PROBLEM DETAILS: Look through the entries below and report how many lines hold the string "Interval". Only the number is wanted.

MATERIAL SUPPLIED:

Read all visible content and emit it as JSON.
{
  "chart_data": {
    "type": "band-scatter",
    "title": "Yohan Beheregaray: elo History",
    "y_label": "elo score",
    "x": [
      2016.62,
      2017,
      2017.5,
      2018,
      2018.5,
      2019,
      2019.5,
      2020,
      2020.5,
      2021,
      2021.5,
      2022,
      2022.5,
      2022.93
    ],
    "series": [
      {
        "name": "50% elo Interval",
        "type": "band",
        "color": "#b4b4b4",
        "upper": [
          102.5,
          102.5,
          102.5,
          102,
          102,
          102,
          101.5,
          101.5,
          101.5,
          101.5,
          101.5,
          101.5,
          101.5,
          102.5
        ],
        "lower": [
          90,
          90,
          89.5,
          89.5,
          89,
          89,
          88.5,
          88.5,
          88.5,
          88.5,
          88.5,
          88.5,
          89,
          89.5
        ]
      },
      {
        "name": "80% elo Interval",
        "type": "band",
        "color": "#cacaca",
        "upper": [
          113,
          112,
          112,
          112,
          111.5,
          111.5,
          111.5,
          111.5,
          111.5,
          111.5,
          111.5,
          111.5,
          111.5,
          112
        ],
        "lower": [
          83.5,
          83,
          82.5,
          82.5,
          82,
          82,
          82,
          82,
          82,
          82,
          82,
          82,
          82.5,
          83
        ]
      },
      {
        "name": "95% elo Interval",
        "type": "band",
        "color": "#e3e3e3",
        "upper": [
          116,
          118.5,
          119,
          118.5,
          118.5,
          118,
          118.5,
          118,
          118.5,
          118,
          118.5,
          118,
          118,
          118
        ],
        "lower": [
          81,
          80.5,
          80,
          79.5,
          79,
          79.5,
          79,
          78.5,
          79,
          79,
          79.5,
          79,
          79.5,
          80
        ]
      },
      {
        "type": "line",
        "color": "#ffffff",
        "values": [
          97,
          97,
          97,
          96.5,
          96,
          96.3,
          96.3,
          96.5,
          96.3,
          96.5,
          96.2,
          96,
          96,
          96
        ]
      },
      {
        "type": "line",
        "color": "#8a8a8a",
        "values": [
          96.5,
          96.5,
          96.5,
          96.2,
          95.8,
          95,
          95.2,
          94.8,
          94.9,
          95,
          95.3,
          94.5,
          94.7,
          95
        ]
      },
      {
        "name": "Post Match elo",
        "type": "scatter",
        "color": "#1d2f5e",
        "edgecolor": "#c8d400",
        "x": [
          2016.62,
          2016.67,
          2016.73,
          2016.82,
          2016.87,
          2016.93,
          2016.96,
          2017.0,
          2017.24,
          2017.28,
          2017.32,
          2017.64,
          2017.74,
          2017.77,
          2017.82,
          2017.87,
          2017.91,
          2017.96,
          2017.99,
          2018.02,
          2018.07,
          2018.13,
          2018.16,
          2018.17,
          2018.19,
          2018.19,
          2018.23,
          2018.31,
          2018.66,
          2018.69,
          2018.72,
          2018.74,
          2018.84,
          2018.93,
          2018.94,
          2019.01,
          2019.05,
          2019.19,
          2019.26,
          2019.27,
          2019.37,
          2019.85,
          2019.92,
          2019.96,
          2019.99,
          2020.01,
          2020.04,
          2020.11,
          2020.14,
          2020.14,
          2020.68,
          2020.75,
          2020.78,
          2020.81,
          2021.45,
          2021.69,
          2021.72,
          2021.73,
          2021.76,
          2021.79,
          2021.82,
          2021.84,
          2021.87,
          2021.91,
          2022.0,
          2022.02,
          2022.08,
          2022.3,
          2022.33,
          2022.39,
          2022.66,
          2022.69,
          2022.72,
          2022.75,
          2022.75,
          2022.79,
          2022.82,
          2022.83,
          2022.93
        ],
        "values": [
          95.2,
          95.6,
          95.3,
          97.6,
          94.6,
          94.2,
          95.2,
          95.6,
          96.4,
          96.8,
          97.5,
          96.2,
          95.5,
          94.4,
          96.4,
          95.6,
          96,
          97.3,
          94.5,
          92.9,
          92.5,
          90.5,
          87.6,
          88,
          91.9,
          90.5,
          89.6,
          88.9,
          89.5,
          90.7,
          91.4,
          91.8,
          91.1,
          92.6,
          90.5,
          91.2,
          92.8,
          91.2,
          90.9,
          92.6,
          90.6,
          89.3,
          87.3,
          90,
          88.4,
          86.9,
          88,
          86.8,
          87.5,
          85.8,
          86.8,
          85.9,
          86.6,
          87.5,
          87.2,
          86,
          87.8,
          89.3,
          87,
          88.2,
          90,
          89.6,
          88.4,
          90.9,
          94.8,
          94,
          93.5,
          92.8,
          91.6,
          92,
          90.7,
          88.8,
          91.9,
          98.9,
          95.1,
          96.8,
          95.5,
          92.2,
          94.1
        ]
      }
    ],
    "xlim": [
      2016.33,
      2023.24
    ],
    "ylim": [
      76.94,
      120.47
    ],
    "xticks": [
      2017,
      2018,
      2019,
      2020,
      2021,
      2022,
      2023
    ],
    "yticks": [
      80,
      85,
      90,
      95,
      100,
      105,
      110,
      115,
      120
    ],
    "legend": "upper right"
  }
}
---
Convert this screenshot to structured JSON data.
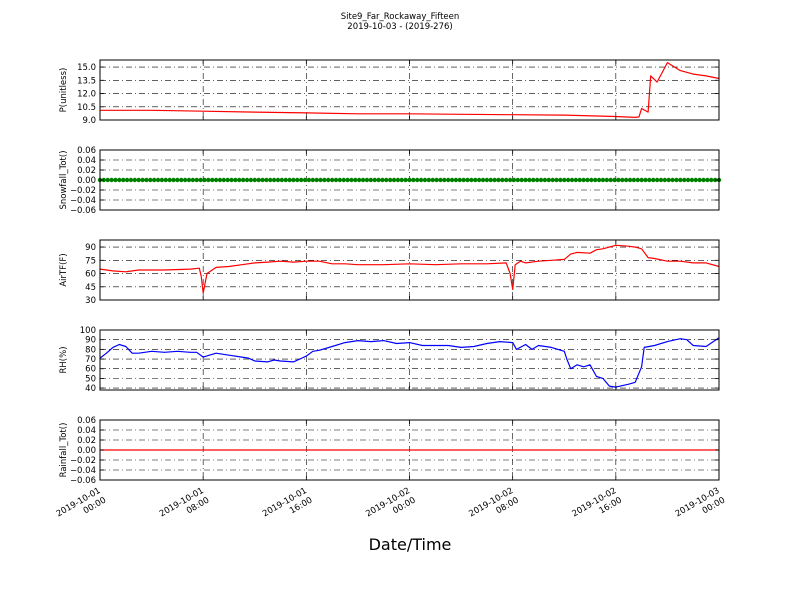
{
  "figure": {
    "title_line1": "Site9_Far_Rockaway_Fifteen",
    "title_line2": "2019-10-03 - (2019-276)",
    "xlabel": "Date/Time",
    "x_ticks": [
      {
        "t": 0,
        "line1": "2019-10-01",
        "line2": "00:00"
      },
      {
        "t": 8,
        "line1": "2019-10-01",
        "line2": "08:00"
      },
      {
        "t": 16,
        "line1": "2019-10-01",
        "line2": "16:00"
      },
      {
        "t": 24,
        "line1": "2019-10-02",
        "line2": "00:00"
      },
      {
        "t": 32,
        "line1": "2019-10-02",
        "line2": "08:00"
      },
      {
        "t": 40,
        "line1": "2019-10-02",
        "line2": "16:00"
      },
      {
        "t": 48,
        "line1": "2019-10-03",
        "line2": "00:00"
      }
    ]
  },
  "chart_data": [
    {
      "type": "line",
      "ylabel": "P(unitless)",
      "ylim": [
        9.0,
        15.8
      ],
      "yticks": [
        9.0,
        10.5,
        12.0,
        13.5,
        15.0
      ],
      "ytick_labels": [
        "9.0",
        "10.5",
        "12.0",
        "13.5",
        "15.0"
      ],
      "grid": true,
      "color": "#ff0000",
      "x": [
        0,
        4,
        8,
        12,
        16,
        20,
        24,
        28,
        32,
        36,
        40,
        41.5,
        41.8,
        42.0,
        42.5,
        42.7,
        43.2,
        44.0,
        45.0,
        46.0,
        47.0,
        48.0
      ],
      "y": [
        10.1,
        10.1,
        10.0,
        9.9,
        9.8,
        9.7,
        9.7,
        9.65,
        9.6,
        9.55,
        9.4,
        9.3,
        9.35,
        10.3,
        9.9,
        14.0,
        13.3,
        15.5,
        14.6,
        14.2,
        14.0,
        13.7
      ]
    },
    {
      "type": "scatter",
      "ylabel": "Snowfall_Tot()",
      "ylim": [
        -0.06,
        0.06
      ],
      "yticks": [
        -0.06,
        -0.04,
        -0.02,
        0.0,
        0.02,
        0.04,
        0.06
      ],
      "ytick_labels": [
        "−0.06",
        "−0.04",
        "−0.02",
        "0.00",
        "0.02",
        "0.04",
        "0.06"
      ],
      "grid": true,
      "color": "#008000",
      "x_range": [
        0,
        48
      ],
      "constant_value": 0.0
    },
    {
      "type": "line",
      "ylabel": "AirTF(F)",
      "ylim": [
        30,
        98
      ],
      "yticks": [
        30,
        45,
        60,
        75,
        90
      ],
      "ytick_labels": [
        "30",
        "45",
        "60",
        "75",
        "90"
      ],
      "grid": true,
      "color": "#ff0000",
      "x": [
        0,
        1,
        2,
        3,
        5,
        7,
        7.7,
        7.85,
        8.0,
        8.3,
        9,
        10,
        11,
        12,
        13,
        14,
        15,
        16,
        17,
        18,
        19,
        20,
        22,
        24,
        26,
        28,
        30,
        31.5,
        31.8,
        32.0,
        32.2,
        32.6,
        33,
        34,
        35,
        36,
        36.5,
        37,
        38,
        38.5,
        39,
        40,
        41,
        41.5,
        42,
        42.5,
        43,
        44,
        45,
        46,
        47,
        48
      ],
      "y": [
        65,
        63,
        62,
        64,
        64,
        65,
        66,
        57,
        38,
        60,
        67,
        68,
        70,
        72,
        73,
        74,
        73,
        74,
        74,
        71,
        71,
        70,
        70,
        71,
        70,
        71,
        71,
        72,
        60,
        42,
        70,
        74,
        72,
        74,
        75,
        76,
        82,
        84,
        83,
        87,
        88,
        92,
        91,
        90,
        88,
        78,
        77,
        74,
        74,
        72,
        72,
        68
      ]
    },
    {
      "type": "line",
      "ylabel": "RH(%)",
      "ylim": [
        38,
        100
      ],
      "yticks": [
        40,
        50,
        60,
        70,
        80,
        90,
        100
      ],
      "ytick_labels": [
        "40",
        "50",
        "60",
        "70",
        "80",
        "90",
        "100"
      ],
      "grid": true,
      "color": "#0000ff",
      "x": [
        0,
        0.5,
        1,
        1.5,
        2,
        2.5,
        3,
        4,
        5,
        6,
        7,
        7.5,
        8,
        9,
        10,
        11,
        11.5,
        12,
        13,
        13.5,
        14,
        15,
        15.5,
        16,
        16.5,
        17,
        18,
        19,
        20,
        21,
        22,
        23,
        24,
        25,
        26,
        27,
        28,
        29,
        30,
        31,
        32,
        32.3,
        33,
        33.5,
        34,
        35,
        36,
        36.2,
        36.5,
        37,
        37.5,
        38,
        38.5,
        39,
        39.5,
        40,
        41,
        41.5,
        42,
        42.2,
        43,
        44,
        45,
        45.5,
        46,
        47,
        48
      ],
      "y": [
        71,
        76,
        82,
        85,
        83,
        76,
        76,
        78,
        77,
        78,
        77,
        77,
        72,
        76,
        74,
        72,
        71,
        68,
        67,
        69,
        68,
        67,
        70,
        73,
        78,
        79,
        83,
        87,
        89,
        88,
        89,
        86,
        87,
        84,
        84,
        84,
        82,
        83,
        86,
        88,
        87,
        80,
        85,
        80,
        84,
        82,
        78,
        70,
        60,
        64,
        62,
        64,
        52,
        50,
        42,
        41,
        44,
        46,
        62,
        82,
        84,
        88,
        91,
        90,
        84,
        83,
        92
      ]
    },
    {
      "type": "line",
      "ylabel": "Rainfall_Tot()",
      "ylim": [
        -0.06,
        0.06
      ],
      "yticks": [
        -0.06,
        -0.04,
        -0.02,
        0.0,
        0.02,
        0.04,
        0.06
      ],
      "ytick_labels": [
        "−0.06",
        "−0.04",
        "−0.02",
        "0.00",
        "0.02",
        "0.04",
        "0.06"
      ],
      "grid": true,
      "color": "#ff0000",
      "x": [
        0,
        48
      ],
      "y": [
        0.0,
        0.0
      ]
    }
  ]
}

ANSWER IN FULL: 3